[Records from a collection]
■ ■ ■ ■ ■
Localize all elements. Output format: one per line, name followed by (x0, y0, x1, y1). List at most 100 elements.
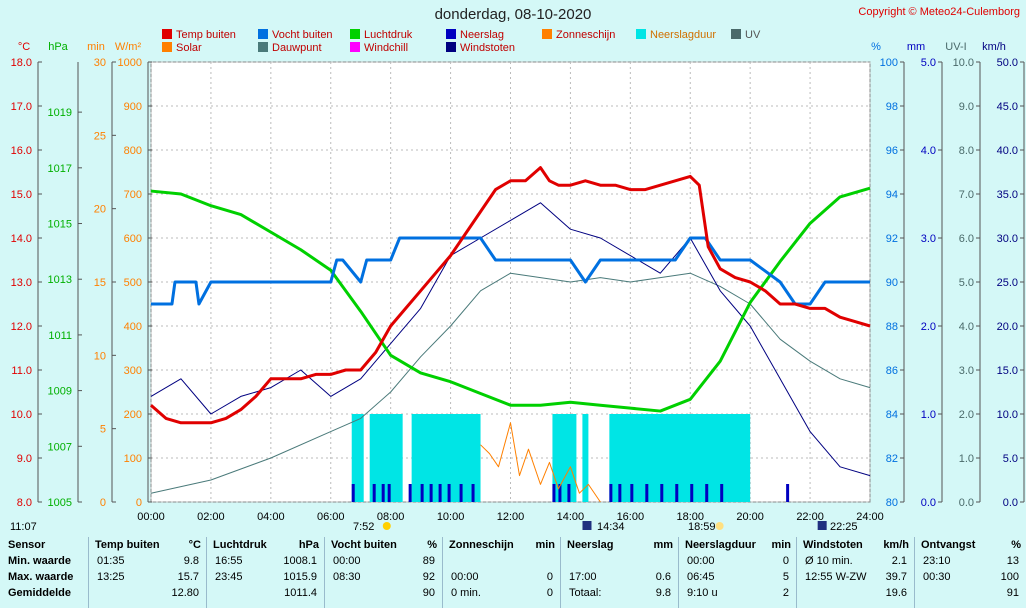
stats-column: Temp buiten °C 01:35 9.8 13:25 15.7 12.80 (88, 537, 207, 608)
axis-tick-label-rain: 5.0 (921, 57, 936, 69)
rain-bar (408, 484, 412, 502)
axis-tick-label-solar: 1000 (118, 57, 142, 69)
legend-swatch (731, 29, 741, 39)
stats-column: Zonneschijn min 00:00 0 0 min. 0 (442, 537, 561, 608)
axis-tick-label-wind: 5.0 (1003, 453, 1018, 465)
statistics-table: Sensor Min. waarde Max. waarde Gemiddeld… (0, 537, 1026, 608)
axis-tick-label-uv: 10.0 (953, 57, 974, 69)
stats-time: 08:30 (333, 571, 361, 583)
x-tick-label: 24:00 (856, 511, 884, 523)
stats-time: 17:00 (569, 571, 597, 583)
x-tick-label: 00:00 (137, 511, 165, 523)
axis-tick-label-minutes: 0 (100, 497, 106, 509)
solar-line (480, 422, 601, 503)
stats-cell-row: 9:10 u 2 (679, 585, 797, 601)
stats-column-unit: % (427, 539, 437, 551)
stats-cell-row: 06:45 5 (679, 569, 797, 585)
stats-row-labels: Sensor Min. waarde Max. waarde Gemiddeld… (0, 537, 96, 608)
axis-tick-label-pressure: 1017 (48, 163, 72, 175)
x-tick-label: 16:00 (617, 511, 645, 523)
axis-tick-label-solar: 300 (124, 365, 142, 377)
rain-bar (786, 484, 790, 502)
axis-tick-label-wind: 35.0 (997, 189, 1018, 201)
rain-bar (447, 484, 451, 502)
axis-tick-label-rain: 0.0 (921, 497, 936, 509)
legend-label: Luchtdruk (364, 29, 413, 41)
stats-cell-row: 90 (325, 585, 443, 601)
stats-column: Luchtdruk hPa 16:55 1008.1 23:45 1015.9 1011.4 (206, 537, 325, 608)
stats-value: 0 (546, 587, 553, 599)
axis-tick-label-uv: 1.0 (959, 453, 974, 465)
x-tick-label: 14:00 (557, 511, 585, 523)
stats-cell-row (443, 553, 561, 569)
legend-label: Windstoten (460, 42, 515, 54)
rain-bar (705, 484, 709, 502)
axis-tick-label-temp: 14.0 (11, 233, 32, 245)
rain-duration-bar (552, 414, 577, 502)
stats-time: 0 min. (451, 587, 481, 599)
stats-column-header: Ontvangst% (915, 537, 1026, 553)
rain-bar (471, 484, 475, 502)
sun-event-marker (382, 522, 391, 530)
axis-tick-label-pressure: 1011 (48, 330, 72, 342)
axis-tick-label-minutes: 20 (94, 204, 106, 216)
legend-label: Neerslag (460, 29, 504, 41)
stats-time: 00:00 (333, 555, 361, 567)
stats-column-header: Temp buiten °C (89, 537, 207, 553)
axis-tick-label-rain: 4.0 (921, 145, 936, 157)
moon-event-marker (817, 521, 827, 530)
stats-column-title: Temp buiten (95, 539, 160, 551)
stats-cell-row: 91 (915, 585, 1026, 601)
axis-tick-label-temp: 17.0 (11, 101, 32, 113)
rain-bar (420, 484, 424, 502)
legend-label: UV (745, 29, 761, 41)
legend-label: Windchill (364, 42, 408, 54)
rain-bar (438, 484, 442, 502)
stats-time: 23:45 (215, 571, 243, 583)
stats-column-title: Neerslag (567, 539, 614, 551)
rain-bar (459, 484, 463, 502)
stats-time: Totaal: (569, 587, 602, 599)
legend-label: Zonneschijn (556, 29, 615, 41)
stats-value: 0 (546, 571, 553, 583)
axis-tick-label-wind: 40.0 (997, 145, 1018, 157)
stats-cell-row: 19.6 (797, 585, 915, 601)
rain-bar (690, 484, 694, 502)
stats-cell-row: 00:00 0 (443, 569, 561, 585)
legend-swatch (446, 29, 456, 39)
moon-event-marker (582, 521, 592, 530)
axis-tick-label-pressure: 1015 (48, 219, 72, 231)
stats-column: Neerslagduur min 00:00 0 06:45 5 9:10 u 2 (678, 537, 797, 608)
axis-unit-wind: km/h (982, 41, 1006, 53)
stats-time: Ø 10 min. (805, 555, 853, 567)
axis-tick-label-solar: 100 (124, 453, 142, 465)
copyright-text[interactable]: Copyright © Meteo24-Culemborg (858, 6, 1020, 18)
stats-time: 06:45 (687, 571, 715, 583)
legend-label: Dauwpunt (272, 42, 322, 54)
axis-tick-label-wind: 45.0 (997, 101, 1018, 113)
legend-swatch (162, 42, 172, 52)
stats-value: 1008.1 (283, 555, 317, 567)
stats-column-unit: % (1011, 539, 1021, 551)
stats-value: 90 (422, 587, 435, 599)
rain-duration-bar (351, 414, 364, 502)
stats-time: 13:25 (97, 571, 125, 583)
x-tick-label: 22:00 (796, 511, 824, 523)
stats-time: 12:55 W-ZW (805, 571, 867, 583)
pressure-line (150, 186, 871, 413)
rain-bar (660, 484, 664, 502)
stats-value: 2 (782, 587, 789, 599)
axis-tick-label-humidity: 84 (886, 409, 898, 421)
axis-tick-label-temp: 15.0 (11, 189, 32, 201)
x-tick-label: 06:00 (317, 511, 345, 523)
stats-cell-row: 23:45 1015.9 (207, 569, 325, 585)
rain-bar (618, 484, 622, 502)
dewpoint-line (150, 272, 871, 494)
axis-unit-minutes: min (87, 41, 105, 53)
■ ■ ■ ■ ■
Exercise objective: Can you rewrite the listing above with every "elements" swapped for "objects", leaving everything else unchanged and the pictures out?

Answer:
Localize all objects. Output format: one per line, name followed by (x0, y0, x1, y1). List at most 100 objects.
stats-column: Temp buiten °C 01:35 9.8 13:25 15.7 12.80 (88, 537, 207, 608)
axis-tick-label-rain: 5.0 (921, 57, 936, 69)
rain-bar (408, 484, 412, 502)
axis-tick-label-solar: 1000 (118, 57, 142, 69)
legend-swatch (731, 29, 741, 39)
stats-column: Zonneschijn min 00:00 0 0 min. 0 (442, 537, 561, 608)
axis-tick-label-wind: 5.0 (1003, 453, 1018, 465)
statistics-table: Sensor Min. waarde Max. waarde Gemiddeld… (0, 537, 1026, 608)
axis-tick-label-uv: 10.0 (953, 57, 974, 69)
stats-time: 08:30 (333, 571, 361, 583)
x-tick-label: 24:00 (856, 511, 884, 523)
stats-time: 17:00 (569, 571, 597, 583)
x-tick-label: 00:00 (137, 511, 165, 523)
axis-tick-label-minutes: 0 (100, 497, 106, 509)
solar-line (480, 422, 601, 503)
stats-cell-row: 9:10 u 2 (679, 585, 797, 601)
stats-column-unit: % (427, 539, 437, 551)
stats-cell-row: 06:45 5 (679, 569, 797, 585)
stats-row-labels: Sensor Min. waarde Max. waarde Gemiddeld… (0, 537, 96, 608)
axis-tick-label-pressure: 1017 (48, 163, 72, 175)
x-tick-label: 16:00 (617, 511, 645, 523)
axis-tick-label-solar: 300 (124, 365, 142, 377)
rain-bar (786, 484, 790, 502)
axis-tick-label-wind: 35.0 (997, 189, 1018, 201)
rain-bar (447, 484, 451, 502)
axis-tick-label-rain: 0.0 (921, 497, 936, 509)
legend-label: Luchtdruk (364, 29, 413, 41)
stats-cell-row: 90 (325, 585, 443, 601)
stats-column: Luchtdruk hPa 16:55 1008.1 23:45 1015.9 1011.4 (206, 537, 325, 608)
stats-value: 0 (546, 587, 553, 599)
axis-tick-label-uv: 1.0 (959, 453, 974, 465)
x-tick-label: 14:00 (557, 511, 585, 523)
stats-cell-row (443, 553, 561, 569)
legend-label: Windstoten (460, 42, 515, 54)
rain-bar (705, 484, 709, 502)
axis-tick-label-temp: 14.0 (11, 233, 32, 245)
rain-duration-bar (552, 414, 577, 502)
stats-time: 0 min. (451, 587, 481, 599)
stats-column-header: Ontvangst% (915, 537, 1026, 553)
rain-bar (471, 484, 475, 502)
sun-event-marker (382, 522, 391, 530)
axis-tick-label-pressure: 1011 (48, 330, 72, 342)
axis-tick-label-minutes: 20 (94, 204, 106, 216)
legend-label: Neerslag (460, 29, 504, 41)
stats-time: 00:00 (333, 555, 361, 567)
stats-column-header: Temp buiten °C (89, 537, 207, 553)
axis-tick-label-rain: 4.0 (921, 145, 936, 157)
moon-event-marker (817, 521, 827, 530)
stats-column-title: Temp buiten (95, 539, 160, 551)
stats-cell-row: 91 (915, 585, 1026, 601)
axis-tick-label-temp: 17.0 (11, 101, 32, 113)
rain-bar (420, 484, 424, 502)
legend-label: UV (745, 29, 761, 41)
legend-label: Windchill (364, 42, 408, 54)
rain-bar (438, 484, 442, 502)
stats-time: 23:45 (215, 571, 243, 583)
stats-column-title: Neerslag (567, 539, 614, 551)
rain-bar (459, 484, 463, 502)
stats-time: Totaal: (569, 587, 602, 599)
legend-label: Zonneschijn (556, 29, 615, 41)
stats-value: 0 (546, 571, 553, 583)
axis-tick-label-wind: 40.0 (997, 145, 1018, 157)
stats-cell-row: 19.6 (797, 585, 915, 601)
rain-bar (690, 484, 694, 502)
stats-cell-row: 00:00 0 (443, 569, 561, 585)
legend-swatch (446, 29, 456, 39)
moon-event-marker (582, 521, 592, 530)
axis-tick-label-pressure: 1015 (48, 219, 72, 231)
stats-column: Neerslagduur min 00:00 0 06:45 5 9:10 u 2 (678, 537, 797, 608)
axis-unit-wind: km/h (982, 41, 1006, 53)
stats-time: Ø 10 min. (805, 555, 853, 567)
axis-tick-label-solar: 100 (124, 453, 142, 465)
copyright-text[interactable]: Copyright © Meteo24-Culemborg (858, 6, 1020, 18)
stats-time: 06:45 (687, 571, 715, 583)
legend-label: Dauwpunt (272, 42, 322, 54)
axis-tick-label-wind: 45.0 (997, 101, 1018, 113)
legend-swatch (162, 42, 172, 52)
stats-value: 1008.1 (283, 555, 317, 567)
stats-column-unit: % (1011, 539, 1021, 551)
stats-value: 90 (422, 587, 435, 599)
rain-duration-bar (351, 414, 364, 502)
stats-time: 13:25 (97, 571, 125, 583)
x-tick-label: 22:00 (796, 511, 824, 523)
stats-time: 12:55 W-ZW (805, 571, 867, 583)
pressure-line (150, 186, 871, 413)
rain-bar (660, 484, 664, 502)
stats-value: 2 (782, 587, 789, 599)
axis-tick-label-humidity: 84 (886, 409, 898, 421)
axis-tick-label-temp: 15.0 (11, 189, 32, 201)
x-tick-label: 06:00 (317, 511, 345, 523)
stats-cell-row: 23:45 1015.9 (207, 569, 325, 585)
rain-bar (618, 484, 622, 502)
dewpoint-line (150, 272, 871, 494)
axis-unit-minutes: min (87, 41, 105, 53)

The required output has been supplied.